[Saved entries]
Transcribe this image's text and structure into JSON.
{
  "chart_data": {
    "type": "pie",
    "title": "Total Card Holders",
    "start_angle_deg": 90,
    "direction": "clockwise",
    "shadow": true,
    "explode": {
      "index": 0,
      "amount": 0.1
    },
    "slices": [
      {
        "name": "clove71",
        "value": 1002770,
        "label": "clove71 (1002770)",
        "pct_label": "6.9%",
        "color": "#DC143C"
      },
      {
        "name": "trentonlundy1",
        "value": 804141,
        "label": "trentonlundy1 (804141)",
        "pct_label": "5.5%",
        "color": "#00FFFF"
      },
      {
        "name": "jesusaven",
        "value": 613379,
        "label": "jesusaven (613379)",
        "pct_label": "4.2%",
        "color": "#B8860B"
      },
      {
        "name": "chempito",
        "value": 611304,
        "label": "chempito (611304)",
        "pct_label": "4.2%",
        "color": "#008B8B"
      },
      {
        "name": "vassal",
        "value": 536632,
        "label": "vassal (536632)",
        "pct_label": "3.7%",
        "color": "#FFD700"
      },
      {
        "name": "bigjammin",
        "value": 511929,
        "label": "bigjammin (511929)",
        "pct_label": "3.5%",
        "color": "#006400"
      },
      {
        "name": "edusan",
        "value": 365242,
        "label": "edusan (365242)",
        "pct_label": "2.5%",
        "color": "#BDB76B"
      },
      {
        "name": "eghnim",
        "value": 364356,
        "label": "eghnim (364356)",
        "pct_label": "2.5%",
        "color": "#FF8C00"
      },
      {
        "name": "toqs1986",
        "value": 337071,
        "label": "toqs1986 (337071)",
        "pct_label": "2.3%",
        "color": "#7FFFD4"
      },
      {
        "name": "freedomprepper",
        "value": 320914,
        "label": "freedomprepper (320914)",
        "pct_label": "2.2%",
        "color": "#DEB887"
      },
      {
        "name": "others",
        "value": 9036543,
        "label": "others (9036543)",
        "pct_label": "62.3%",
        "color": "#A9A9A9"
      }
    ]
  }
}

* [PROBLEM DETAILS]
Extract all of the data shown above without alteration.

* [RESULT]
Transcribe this image's text and structure into JSON.
{
  "chart_data": {
    "type": "pie",
    "title": "Total Card Holders",
    "start_angle_deg": 90,
    "direction": "clockwise",
    "shadow": true,
    "explode": {
      "index": 0,
      "amount": 0.1
    },
    "slices": [
      {
        "name": "clove71",
        "value": 1002770,
        "label": "clove71 (1002770)",
        "pct_label": "6.9%",
        "color": "#DC143C"
      },
      {
        "name": "trentonlundy1",
        "value": 804141,
        "label": "trentonlundy1 (804141)",
        "pct_label": "5.5%",
        "color": "#00FFFF"
      },
      {
        "name": "jesusaven",
        "value": 613379,
        "label": "jesusaven (613379)",
        "pct_label": "4.2%",
        "color": "#B8860B"
      },
      {
        "name": "chempito",
        "value": 611304,
        "label": "chempito (611304)",
        "pct_label": "4.2%",
        "color": "#008B8B"
      },
      {
        "name": "vassal",
        "value": 536632,
        "label": "vassal (536632)",
        "pct_label": "3.7%",
        "color": "#FFD700"
      },
      {
        "name": "bigjammin",
        "value": 511929,
        "label": "bigjammin (511929)",
        "pct_label": "3.5%",
        "color": "#006400"
      },
      {
        "name": "edusan",
        "value": 365242,
        "label": "edusan (365242)",
        "pct_label": "2.5%",
        "color": "#BDB76B"
      },
      {
        "name": "eghnim",
        "value": 364356,
        "label": "eghnim (364356)",
        "pct_label": "2.5%",
        "color": "#FF8C00"
      },
      {
        "name": "toqs1986",
        "value": 337071,
        "label": "toqs1986 (337071)",
        "pct_label": "2.3%",
        "color": "#7FFFD4"
      },
      {
        "name": "freedomprepper",
        "value": 320914,
        "label": "freedomprepper (320914)",
        "pct_label": "2.2%",
        "color": "#DEB887"
      },
      {
        "name": "others",
        "value": 9036543,
        "label": "others (9036543)",
        "pct_label": "62.3%",
        "color": "#A9A9A9"
      }
    ]
  }
}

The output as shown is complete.